INPUT MATERIAL

▼▼▼

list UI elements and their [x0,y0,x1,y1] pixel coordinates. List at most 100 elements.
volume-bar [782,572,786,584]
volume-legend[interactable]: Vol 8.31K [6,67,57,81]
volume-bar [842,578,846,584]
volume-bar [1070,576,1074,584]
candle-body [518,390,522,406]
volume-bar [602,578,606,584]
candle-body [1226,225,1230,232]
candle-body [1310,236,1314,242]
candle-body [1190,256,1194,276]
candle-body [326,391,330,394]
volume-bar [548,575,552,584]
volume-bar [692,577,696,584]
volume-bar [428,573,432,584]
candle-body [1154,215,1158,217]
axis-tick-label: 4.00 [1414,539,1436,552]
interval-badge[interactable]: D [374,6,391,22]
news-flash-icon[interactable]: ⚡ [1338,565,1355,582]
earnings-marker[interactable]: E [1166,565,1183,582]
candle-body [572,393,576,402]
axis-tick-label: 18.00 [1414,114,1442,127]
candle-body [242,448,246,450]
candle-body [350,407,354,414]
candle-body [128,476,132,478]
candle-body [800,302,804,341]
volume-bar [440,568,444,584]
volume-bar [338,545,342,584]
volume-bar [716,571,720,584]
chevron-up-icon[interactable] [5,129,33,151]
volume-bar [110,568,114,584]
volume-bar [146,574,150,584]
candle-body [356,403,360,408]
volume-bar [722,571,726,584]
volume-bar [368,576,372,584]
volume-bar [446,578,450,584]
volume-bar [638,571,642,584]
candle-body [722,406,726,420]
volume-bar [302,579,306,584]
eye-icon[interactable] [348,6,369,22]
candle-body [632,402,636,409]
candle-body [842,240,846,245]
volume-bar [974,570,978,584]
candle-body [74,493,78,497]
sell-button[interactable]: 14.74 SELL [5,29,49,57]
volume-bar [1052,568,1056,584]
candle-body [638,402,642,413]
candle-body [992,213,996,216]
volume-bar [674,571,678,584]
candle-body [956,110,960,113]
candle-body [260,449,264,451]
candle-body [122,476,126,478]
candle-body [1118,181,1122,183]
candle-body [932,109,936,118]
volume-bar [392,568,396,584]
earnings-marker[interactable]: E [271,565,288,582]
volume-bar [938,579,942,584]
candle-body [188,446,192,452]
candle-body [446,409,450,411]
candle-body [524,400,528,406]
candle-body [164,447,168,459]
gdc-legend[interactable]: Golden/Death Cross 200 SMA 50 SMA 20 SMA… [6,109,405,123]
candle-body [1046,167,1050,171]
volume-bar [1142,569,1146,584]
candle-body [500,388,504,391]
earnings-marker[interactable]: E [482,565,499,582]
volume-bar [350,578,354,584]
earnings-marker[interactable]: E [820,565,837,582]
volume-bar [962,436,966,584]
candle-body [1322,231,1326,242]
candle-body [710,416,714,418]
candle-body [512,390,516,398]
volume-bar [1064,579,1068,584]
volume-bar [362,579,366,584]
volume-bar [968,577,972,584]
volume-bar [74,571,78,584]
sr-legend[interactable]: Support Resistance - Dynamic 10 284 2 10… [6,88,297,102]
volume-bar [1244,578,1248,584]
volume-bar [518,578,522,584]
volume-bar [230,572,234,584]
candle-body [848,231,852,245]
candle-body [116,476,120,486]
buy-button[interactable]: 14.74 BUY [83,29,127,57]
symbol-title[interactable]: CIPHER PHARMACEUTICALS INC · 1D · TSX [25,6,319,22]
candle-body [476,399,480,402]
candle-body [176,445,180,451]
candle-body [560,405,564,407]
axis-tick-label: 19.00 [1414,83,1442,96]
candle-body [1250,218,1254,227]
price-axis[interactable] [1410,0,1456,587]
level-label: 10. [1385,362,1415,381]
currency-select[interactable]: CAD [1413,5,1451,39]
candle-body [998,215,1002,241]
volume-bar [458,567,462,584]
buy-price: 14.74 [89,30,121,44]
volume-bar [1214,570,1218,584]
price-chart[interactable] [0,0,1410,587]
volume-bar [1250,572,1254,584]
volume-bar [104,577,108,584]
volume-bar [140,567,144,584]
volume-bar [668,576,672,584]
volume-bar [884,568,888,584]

▲▲▲

WHAT YOU HAVE TO DO
Can you copy out all of the lines above word for word, changing nothing?

EXERCISE ANSWER
list UI elements and their [x0,y0,x1,y1] pixel coordinates. List at most 100 elements.
volume-bar [782,572,786,584]
volume-legend[interactable]: Vol 8.31K [6,67,57,81]
volume-bar [842,578,846,584]
volume-bar [1070,576,1074,584]
candle-body [518,390,522,406]
volume-bar [602,578,606,584]
candle-body [1226,225,1230,232]
candle-body [1310,236,1314,242]
candle-body [1190,256,1194,276]
candle-body [326,391,330,394]
volume-bar [548,575,552,584]
volume-bar [692,577,696,584]
volume-bar [428,573,432,584]
candle-body [1154,215,1158,217]
axis-tick-label: 4.00 [1414,539,1436,552]
interval-badge[interactable]: D [374,6,391,22]
news-flash-icon[interactable]: ⚡ [1338,565,1355,582]
earnings-marker[interactable]: E [1166,565,1183,582]
candle-body [572,393,576,402]
axis-tick-label: 18.00 [1414,114,1442,127]
candle-body [242,448,246,450]
candle-body [350,407,354,414]
candle-body [128,476,132,478]
candle-body [800,302,804,341]
volume-bar [440,568,444,584]
volume-bar [338,545,342,584]
volume-bar [716,571,720,584]
chevron-up-icon[interactable] [5,129,33,151]
volume-bar [110,568,114,584]
volume-bar [146,574,150,584]
candle-body [356,403,360,408]
volume-bar [722,571,726,584]
volume-bar [368,576,372,584]
volume-bar [446,578,450,584]
volume-bar [638,571,642,584]
candle-body [722,406,726,420]
volume-bar [302,579,306,584]
eye-icon[interactable] [348,6,369,22]
candle-body [632,402,636,409]
candle-body [842,240,846,245]
volume-bar [974,570,978,584]
candle-body [74,493,78,497]
sell-button[interactable]: 14.74 SELL [5,29,49,57]
volume-bar [1052,568,1056,584]
candle-body [638,402,642,413]
candle-body [992,213,996,216]
volume-bar [674,571,678,584]
candle-body [956,110,960,113]
candle-body [260,449,264,451]
candle-body [122,476,126,478]
candle-body [1118,181,1122,183]
candle-body [932,109,936,118]
volume-bar [392,568,396,584]
earnings-marker[interactable]: E [271,565,288,582]
volume-bar [938,579,942,584]
candle-body [188,446,192,452]
candle-body [446,409,450,411]
candle-body [524,400,528,406]
candle-body [164,447,168,459]
gdc-legend[interactable]: Golden/Death Cross 200 SMA 50 SMA 20 SMA… [6,109,405,123]
candle-body [1046,167,1050,171]
volume-bar [1142,569,1146,584]
candle-body [500,388,504,391]
earnings-marker[interactable]: E [482,565,499,582]
volume-bar [350,578,354,584]
earnings-marker[interactable]: E [820,565,837,582]
volume-bar [962,436,966,584]
candle-body [1322,231,1326,242]
candle-body [710,416,714,418]
candle-body [512,390,516,398]
volume-bar [1064,579,1068,584]
volume-bar [362,579,366,584]
volume-bar [968,577,972,584]
volume-bar [74,571,78,584]
sr-legend[interactable]: Support Resistance - Dynamic 10 284 2 10… [6,88,297,102]
volume-bar [1244,578,1248,584]
volume-bar [518,578,522,584]
volume-bar [230,572,234,584]
candle-body [848,231,852,245]
candle-body [116,476,120,486]
buy-button[interactable]: 14.74 BUY [83,29,127,57]
symbol-title[interactable]: CIPHER PHARMACEUTICALS INC · 1D · TSX [25,6,319,22]
candle-body [476,399,480,402]
candle-body [176,445,180,451]
candle-body [560,405,564,407]
axis-tick-label: 19.00 [1414,83,1442,96]
candle-body [1250,218,1254,227]
price-axis[interactable] [1410,0,1456,587]
level-label: 10. [1385,362,1415,381]
currency-select[interactable]: CAD [1413,5,1451,39]
candle-body [998,215,1002,241]
volume-bar [458,567,462,584]
buy-price: 14.74 [89,30,121,44]
volume-bar [1214,570,1218,584]
price-chart[interactable] [0,0,1410,587]
volume-bar [1250,572,1254,584]
volume-bar [104,577,108,584]
volume-bar [140,567,144,584]
volume-bar [668,576,672,584]
volume-bar [884,568,888,584]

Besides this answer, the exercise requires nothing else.